== Source records ==

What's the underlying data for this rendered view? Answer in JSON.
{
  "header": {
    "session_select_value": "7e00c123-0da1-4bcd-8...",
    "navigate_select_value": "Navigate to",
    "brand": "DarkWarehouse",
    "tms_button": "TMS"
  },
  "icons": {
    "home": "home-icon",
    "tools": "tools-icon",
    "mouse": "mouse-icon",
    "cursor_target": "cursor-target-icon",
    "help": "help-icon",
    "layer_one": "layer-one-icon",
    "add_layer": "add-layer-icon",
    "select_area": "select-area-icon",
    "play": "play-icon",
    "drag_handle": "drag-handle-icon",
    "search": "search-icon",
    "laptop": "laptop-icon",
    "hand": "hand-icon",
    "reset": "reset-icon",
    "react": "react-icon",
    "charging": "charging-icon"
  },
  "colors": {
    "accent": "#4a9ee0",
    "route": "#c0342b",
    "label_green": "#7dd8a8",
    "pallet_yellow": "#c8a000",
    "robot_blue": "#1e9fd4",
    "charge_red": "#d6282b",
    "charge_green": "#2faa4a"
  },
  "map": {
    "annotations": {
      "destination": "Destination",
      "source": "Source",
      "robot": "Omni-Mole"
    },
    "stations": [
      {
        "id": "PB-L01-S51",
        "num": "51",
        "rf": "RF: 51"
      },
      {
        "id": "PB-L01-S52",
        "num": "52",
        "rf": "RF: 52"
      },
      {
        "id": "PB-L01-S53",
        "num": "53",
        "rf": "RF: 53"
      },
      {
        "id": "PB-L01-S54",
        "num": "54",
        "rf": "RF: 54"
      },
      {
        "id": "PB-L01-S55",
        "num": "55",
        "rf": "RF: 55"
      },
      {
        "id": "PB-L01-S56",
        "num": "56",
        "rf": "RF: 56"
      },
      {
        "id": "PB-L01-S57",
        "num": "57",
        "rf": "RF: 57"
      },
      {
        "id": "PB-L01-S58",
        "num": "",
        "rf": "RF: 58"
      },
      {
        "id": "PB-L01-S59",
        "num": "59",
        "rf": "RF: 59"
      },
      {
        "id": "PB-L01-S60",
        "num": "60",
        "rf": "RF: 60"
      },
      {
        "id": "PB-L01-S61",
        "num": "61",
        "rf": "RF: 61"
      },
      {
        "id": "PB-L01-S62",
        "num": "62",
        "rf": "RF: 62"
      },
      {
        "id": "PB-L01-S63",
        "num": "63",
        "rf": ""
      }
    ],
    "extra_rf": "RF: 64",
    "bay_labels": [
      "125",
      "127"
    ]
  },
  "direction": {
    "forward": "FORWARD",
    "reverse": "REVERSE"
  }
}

===

Problem description |
Extract all lines from the material above that include the word "layer".

Completed task |
    "layer_one": "layer-one-icon",
    "add_layer": "add-layer-icon",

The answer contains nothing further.